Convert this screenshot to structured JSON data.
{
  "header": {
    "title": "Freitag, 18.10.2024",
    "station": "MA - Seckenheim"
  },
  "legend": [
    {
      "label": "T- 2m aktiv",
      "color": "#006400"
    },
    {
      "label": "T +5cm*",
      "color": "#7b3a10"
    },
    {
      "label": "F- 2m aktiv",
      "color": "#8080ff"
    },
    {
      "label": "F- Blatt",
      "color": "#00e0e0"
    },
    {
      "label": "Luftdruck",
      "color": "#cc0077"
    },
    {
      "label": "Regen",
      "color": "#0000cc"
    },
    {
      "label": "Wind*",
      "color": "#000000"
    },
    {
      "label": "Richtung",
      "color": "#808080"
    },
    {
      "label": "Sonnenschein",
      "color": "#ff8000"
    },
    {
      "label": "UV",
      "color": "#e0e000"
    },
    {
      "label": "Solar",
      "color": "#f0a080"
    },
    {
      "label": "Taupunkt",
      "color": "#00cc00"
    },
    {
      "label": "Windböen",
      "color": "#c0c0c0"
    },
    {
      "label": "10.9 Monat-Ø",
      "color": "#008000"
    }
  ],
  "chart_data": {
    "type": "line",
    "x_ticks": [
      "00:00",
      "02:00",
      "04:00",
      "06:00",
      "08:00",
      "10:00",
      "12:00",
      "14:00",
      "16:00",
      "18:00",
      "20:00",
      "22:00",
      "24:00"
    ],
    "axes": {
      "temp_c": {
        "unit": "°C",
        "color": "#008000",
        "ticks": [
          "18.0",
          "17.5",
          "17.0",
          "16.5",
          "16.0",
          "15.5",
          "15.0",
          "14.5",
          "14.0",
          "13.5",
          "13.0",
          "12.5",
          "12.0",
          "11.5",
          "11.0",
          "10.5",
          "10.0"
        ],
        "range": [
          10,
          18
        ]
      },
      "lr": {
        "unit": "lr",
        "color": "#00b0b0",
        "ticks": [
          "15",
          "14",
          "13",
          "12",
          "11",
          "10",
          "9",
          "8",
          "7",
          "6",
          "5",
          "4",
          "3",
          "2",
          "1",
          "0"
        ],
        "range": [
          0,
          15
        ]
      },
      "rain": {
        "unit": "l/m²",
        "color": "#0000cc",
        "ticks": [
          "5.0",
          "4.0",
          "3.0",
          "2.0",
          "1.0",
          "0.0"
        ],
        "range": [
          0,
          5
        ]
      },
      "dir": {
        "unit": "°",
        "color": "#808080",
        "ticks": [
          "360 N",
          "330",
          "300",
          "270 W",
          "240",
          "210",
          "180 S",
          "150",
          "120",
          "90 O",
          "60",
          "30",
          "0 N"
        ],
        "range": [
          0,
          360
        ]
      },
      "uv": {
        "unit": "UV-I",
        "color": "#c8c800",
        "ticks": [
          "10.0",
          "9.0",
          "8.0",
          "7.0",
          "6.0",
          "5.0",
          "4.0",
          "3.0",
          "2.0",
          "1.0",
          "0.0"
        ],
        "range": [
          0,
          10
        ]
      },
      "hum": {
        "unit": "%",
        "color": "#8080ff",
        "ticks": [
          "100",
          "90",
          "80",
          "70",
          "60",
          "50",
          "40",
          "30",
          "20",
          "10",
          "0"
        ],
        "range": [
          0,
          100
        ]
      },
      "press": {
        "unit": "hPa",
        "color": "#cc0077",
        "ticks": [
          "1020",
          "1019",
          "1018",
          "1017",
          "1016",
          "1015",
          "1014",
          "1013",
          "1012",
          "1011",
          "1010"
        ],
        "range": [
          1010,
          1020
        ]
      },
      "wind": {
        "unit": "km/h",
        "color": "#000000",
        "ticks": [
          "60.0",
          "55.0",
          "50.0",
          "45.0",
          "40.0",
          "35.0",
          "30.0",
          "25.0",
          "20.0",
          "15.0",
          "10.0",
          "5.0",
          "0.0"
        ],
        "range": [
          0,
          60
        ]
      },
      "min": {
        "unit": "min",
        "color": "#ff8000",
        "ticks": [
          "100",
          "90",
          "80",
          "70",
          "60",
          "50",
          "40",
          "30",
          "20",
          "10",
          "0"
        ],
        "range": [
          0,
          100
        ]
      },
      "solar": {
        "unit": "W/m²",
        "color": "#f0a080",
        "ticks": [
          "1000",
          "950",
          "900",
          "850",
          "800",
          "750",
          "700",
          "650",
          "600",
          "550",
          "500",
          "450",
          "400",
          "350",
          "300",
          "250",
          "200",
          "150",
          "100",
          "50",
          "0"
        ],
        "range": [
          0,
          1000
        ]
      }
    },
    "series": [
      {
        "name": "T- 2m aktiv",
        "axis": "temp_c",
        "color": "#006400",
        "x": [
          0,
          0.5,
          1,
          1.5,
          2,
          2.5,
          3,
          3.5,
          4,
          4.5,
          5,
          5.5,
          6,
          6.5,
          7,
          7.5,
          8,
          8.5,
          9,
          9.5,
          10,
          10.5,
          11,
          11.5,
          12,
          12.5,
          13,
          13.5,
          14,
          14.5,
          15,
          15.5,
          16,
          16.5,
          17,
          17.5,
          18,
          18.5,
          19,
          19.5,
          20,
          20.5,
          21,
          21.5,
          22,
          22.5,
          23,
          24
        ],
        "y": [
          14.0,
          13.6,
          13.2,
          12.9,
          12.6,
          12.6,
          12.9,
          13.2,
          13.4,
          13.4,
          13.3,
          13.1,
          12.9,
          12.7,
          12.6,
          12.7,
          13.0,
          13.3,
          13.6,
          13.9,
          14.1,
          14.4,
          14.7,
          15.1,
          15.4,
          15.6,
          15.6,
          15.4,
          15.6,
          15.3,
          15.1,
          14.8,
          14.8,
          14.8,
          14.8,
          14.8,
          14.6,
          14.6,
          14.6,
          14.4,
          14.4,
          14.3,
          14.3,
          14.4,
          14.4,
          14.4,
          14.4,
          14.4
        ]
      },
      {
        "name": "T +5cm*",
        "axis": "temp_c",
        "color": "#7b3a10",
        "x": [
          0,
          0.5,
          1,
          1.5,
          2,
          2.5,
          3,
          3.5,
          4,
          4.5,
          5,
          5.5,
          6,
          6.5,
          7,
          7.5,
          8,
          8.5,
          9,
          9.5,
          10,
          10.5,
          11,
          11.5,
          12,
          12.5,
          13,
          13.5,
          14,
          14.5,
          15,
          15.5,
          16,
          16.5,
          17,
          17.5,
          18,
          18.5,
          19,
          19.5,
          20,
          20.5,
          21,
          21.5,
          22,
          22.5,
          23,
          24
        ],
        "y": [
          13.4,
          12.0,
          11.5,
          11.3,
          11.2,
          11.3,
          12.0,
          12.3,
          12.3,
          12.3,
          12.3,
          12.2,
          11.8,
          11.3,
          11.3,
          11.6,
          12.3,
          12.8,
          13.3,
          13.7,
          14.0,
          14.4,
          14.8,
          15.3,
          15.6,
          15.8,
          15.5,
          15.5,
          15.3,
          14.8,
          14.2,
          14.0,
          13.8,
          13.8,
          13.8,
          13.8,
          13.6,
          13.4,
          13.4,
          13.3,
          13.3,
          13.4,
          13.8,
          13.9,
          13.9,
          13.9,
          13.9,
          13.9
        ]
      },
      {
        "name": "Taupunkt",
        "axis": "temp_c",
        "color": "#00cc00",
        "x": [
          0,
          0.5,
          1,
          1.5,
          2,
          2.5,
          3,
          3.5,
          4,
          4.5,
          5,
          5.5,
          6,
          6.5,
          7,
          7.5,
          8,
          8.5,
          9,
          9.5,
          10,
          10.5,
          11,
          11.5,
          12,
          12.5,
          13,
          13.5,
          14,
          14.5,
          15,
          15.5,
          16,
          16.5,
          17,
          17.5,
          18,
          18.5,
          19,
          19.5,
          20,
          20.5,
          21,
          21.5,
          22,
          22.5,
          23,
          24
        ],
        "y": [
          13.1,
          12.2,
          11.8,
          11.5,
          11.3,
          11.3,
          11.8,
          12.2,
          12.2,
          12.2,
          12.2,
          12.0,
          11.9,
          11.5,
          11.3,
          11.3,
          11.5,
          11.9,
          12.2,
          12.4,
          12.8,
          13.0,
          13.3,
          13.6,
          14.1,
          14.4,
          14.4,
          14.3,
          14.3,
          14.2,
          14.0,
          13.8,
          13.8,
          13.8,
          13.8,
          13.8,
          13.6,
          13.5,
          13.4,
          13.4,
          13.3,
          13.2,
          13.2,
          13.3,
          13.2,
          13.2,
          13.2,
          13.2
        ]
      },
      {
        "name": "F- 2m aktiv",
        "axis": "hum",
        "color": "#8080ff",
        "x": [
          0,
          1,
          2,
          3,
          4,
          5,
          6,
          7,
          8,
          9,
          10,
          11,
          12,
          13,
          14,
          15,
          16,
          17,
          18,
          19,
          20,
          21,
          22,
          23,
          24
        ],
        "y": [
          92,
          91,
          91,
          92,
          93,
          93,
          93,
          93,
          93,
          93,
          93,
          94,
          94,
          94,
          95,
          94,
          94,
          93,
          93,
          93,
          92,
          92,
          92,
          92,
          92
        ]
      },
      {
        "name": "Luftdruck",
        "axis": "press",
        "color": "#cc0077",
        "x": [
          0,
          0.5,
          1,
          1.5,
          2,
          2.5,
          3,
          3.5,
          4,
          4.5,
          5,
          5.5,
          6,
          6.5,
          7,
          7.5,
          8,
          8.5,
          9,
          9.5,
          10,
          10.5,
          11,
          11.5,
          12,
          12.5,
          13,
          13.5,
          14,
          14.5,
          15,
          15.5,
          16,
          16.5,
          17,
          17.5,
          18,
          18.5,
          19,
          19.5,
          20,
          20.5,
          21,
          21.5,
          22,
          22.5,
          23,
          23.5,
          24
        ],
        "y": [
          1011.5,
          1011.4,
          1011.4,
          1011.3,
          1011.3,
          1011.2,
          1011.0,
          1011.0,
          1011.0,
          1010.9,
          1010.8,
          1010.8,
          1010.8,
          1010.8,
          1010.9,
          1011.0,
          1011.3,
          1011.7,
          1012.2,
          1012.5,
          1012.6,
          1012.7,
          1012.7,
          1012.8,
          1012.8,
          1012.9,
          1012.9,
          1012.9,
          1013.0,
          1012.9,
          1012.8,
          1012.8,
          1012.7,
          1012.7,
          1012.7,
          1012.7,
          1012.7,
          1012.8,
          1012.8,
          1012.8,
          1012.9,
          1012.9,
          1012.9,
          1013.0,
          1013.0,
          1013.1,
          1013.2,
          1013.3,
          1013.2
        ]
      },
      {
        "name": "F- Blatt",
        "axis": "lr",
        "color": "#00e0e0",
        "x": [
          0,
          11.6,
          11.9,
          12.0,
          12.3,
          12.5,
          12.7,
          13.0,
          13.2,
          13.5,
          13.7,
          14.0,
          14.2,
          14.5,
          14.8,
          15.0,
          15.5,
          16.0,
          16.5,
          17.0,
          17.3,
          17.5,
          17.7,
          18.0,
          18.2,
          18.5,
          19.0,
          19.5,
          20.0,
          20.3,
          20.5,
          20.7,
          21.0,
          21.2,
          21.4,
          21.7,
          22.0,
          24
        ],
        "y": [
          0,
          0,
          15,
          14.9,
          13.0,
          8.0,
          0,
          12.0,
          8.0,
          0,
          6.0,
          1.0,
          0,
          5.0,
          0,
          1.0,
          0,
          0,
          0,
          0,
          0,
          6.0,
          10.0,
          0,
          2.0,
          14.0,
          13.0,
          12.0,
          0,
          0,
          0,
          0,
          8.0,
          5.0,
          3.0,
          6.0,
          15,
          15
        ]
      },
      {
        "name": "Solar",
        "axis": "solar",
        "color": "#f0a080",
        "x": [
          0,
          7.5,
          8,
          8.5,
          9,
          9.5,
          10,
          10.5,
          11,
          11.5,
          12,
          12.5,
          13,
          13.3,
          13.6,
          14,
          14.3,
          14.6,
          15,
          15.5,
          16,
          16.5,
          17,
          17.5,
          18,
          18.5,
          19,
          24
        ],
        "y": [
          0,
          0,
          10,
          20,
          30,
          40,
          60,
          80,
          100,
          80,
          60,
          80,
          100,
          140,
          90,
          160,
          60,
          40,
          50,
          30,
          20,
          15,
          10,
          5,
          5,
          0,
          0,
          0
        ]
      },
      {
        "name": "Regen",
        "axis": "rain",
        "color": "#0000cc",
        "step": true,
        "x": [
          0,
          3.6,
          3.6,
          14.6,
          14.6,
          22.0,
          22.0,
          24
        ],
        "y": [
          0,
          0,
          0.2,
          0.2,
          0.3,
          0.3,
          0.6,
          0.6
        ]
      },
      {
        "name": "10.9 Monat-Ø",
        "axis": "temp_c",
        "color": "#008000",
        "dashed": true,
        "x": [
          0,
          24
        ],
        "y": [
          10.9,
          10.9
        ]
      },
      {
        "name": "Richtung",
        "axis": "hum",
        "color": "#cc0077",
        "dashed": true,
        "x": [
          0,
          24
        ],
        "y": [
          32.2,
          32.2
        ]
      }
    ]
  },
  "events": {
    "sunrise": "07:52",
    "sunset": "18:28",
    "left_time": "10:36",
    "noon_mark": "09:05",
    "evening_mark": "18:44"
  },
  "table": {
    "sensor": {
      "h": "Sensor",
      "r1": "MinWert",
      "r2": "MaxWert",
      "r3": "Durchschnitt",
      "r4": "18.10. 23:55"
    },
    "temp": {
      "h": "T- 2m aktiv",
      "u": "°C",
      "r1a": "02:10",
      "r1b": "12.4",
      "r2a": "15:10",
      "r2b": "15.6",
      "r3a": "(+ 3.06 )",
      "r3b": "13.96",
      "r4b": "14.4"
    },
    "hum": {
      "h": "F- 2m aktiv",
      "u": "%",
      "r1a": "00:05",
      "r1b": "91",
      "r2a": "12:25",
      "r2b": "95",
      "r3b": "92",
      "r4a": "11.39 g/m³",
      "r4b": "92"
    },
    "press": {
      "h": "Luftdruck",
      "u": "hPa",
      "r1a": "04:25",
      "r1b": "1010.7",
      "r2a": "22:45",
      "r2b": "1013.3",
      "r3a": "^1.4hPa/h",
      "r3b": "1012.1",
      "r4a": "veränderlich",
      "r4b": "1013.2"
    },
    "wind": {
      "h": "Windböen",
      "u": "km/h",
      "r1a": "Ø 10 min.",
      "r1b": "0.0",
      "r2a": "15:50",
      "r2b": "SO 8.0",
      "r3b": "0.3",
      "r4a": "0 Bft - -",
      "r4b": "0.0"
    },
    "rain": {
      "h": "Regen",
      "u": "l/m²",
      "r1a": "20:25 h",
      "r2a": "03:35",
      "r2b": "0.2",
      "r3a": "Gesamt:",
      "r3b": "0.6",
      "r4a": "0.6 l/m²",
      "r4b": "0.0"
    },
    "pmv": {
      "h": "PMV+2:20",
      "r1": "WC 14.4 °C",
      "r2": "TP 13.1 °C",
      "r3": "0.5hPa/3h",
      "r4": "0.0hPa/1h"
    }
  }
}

* Job *
List the lines of the records where "Luftdruck" occurs.

* Solution to this task *
      "label": "Luftdruck",
        "name": "Luftdruck",
      "h": "Luftdruck",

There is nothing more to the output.